What the task asks ->
Extract the full listing verbatim and drop any pictures from your copy.

Source data ->
◆ ◆ ◆

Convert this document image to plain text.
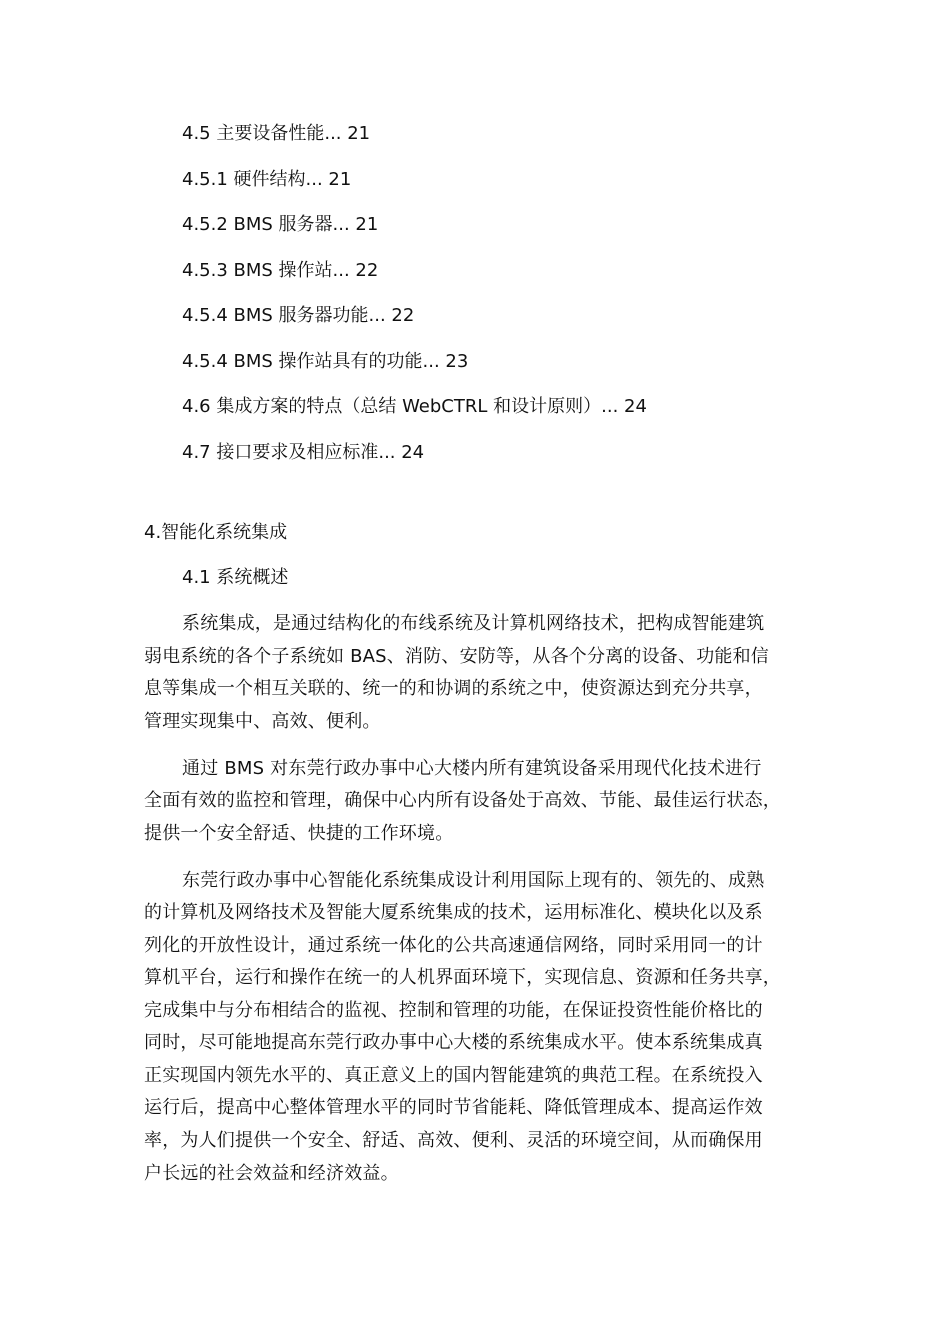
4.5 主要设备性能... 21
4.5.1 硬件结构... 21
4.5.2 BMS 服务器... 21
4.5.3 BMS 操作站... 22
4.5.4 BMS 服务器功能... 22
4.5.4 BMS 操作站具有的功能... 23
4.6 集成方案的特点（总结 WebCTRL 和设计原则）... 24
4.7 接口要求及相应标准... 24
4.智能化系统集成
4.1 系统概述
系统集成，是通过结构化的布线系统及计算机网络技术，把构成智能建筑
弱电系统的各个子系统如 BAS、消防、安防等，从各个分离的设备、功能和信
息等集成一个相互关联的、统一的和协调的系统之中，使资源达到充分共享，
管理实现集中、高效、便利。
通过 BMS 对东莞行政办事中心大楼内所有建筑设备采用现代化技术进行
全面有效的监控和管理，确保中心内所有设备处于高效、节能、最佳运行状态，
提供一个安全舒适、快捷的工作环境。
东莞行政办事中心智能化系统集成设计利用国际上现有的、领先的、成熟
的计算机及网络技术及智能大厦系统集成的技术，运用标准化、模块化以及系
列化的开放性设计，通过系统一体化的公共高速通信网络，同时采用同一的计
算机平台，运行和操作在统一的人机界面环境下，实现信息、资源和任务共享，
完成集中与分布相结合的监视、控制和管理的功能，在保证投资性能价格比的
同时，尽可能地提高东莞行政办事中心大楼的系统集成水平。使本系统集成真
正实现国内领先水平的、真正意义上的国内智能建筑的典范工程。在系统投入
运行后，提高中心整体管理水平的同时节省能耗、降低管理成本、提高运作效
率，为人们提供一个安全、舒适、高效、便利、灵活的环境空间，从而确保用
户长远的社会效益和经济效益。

◆ ◆ ◆

The reply ->
Convert this document image to plain text.
4.5 主要设备性能... 21
4.5.1 硬件结构... 21
4.5.2 BMS 服务器... 21
4.5.3 BMS 操作站... 22
4.5.4 BMS 服务器功能... 22
4.5.4 BMS 操作站具有的功能... 23
4.6 集成方案的特点（总结 WebCTRL 和设计原则）... 24
4.7 接口要求及相应标准... 24
4.智能化系统集成
4.1 系统概述
系统集成，是通过结构化的布线系统及计算机网络技术，把构成智能建筑
弱电系统的各个子系统如 BAS、消防、安防等，从各个分离的设备、功能和信
息等集成一个相互关联的、统一的和协调的系统之中，使资源达到充分共享，
管理实现集中、高效、便利。
通过 BMS 对东莞行政办事中心大楼内所有建筑设备采用现代化技术进行
全面有效的监控和管理，确保中心内所有设备处于高效、节能、最佳运行状态，
提供一个安全舒适、快捷的工作环境。
东莞行政办事中心智能化系统集成设计利用国际上现有的、领先的、成熟
的计算机及网络技术及智能大厦系统集成的技术，运用标准化、模块化以及系
列化的开放性设计，通过系统一体化的公共高速通信网络，同时采用同一的计
算机平台，运行和操作在统一的人机界面环境下，实现信息、资源和任务共享，
完成集中与分布相结合的监视、控制和管理的功能，在保证投资性能价格比的
同时，尽可能地提高东莞行政办事中心大楼的系统集成水平。使本系统集成真
正实现国内领先水平的、真正意义上的国内智能建筑的典范工程。在系统投入
运行后，提高中心整体管理水平的同时节省能耗、降低管理成本、提高运作效
率，为人们提供一个安全、舒适、高效、便利、灵活的环境空间，从而确保用
户长远的社会效益和经济效益。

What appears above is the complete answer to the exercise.